# Listed records
%%

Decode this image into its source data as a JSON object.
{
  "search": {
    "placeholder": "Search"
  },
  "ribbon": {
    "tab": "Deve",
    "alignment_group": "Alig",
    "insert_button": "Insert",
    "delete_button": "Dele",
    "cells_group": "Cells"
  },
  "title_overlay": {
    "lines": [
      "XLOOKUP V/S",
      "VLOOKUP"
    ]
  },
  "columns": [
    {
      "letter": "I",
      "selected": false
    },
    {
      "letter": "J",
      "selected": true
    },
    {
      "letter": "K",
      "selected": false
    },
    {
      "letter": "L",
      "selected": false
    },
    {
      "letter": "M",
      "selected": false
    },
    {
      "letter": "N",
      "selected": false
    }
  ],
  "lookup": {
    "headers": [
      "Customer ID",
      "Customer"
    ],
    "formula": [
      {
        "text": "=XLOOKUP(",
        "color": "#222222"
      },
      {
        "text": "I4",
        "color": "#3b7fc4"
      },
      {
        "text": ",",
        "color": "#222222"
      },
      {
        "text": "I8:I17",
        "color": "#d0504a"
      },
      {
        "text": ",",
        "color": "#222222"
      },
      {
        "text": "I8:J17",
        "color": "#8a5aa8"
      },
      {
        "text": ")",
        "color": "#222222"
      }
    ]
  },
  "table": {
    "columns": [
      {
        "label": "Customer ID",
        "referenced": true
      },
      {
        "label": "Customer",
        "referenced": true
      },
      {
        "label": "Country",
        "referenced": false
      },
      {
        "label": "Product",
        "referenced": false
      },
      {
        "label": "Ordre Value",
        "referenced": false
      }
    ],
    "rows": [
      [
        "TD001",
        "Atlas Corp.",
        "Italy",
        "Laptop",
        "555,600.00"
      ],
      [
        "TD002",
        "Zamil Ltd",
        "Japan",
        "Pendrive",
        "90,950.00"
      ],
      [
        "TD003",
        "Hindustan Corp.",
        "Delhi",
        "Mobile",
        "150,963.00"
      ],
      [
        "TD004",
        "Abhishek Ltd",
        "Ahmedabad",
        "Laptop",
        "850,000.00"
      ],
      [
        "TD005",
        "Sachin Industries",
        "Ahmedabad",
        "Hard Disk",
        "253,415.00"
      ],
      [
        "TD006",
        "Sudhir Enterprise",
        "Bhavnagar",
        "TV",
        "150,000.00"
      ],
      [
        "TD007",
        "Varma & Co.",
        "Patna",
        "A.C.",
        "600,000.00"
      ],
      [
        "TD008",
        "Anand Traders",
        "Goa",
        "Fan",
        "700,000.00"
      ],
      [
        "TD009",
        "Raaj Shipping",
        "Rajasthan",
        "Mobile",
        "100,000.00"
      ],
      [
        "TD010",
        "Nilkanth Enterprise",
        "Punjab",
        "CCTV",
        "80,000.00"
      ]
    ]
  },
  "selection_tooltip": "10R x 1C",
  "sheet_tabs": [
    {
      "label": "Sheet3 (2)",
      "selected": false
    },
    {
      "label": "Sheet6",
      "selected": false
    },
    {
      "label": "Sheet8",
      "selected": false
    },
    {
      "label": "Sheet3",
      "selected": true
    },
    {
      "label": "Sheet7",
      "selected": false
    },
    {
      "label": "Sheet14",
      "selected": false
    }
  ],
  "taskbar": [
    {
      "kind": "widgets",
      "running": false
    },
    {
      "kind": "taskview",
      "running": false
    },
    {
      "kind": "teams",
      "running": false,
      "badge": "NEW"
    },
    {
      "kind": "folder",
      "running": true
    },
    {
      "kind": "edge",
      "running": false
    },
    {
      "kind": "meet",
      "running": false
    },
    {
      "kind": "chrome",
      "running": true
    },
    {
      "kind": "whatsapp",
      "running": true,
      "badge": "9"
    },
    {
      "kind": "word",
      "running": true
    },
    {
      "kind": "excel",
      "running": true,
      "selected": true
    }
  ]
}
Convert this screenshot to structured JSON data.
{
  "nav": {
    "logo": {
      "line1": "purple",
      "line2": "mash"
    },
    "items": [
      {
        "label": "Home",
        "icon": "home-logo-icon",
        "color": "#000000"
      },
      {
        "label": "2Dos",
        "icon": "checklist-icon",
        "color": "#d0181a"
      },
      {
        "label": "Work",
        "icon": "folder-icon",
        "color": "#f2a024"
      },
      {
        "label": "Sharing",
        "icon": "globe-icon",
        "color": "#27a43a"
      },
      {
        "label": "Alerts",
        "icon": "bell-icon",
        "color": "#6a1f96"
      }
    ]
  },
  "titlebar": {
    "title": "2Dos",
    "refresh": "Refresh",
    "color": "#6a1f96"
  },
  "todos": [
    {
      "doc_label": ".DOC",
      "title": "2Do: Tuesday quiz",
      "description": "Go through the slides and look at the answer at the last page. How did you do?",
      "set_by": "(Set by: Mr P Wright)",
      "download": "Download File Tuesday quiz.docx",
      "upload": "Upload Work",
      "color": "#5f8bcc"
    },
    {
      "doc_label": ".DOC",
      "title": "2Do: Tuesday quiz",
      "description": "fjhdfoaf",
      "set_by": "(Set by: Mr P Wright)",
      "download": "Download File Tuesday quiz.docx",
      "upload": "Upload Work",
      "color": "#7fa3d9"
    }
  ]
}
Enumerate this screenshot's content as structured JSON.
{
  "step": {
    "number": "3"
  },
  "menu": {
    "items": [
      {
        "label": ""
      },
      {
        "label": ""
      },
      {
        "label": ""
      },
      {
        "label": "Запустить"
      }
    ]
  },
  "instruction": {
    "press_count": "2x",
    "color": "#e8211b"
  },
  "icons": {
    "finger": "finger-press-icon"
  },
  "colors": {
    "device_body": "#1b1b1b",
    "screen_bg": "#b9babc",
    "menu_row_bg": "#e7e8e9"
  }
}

%%

# Given problem
Find every line above that contains the word "data", and return each one.

# The answer
Decode this image into its source data as a JSON object.
Convert this screenshot to structured JSON data.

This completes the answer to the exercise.